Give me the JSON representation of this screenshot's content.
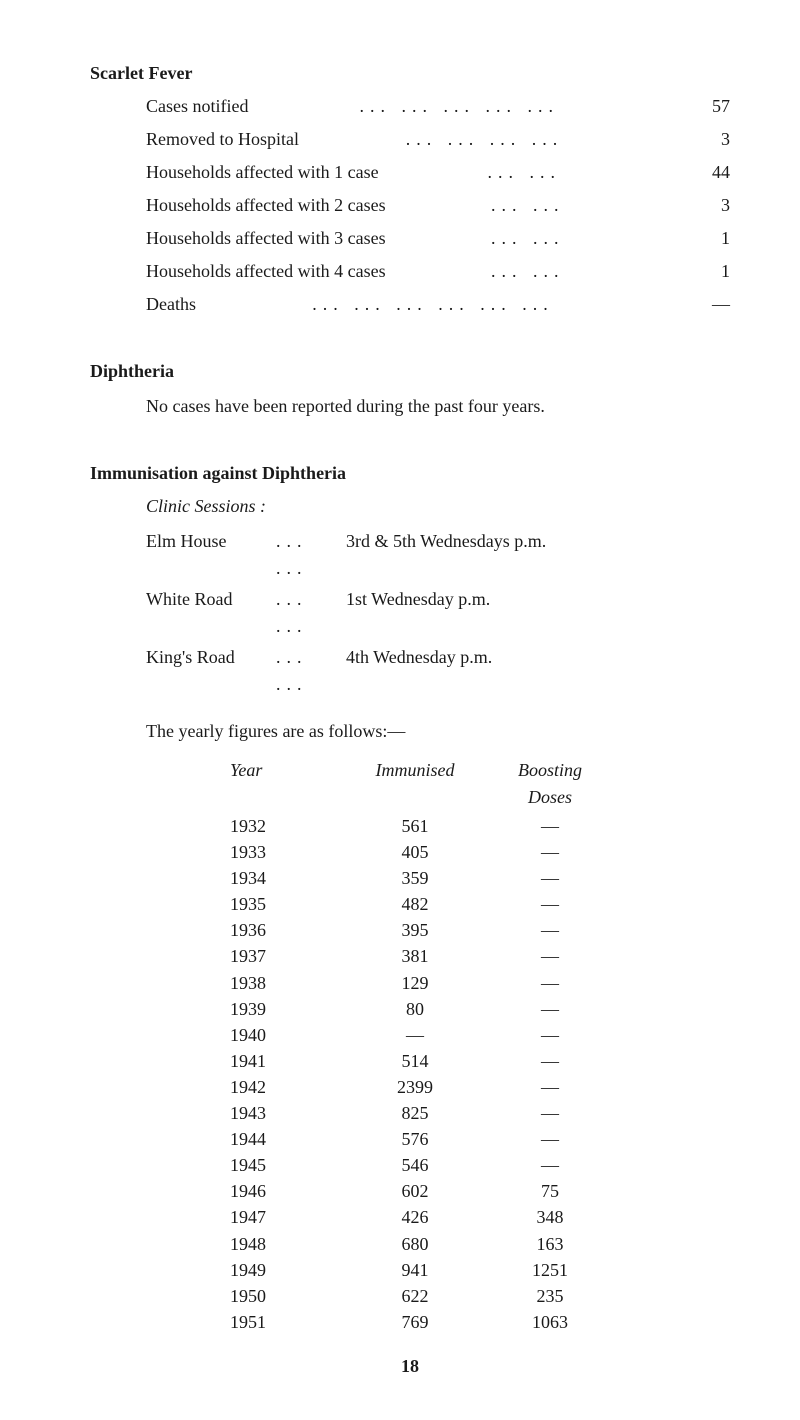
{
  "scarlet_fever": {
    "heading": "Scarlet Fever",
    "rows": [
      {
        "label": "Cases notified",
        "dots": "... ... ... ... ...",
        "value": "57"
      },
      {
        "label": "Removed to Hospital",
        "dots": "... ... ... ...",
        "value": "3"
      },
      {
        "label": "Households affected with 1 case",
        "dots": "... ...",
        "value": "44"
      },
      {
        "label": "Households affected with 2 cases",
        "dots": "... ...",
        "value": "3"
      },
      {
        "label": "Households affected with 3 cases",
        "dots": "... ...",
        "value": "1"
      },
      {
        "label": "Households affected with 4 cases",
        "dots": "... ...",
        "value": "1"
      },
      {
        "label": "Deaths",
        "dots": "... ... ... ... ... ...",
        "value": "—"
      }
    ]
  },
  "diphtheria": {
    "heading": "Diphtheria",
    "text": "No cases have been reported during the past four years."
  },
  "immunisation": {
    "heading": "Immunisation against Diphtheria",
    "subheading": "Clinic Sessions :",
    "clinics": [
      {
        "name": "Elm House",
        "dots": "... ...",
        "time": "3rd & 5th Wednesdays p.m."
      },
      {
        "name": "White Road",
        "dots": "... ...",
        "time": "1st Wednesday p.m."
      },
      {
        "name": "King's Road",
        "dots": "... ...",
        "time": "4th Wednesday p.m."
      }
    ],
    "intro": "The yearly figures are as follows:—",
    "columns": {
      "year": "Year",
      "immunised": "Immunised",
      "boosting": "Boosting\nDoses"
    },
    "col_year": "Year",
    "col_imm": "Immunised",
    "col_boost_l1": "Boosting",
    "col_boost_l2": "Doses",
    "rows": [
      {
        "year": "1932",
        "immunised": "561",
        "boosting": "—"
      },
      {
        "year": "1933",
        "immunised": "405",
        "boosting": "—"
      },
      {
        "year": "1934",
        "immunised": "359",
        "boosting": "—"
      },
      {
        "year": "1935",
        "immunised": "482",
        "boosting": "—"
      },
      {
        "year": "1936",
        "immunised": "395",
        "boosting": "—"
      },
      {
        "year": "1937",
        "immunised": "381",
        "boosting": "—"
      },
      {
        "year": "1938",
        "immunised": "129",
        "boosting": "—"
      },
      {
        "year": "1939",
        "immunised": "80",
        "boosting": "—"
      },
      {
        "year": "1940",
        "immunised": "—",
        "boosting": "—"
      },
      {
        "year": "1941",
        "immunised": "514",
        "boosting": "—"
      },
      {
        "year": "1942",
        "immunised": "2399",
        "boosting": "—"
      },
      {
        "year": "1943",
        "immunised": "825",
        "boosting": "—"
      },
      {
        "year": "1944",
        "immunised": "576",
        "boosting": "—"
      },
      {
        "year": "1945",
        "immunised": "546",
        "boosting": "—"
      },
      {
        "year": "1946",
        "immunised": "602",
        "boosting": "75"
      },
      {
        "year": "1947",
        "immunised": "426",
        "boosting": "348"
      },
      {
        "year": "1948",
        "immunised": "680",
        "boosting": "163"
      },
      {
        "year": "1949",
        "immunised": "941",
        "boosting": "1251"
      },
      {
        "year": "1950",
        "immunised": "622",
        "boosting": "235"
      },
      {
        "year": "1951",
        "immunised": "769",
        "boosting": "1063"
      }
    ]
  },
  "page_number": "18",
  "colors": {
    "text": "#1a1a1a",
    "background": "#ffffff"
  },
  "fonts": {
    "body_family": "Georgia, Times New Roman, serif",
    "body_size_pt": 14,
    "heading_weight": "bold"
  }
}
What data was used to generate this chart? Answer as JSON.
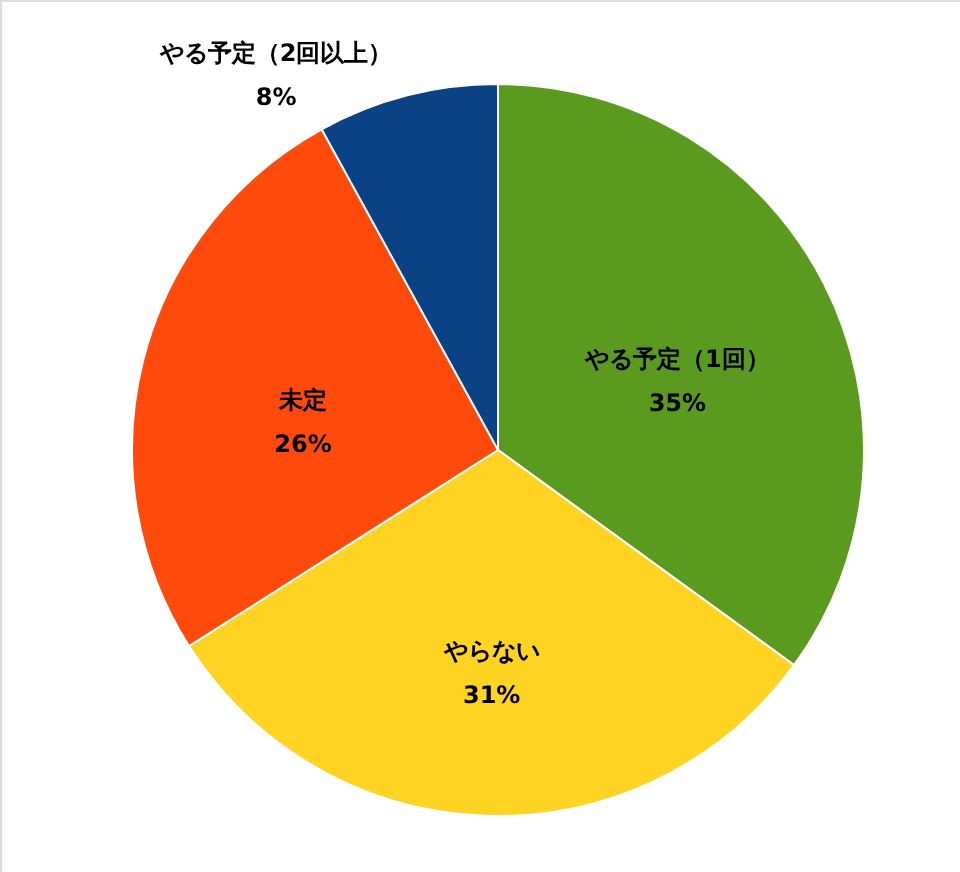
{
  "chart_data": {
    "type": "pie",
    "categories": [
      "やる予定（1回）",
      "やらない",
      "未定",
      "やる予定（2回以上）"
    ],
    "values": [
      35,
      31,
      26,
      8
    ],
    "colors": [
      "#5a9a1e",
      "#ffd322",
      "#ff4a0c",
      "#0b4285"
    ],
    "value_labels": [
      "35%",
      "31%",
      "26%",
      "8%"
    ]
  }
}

Given instruction:
List the lines of the entries that include "name".

Response for this exercise:
        "name": "Elm House",
        "name": "White Road",
        "name": "King's Road",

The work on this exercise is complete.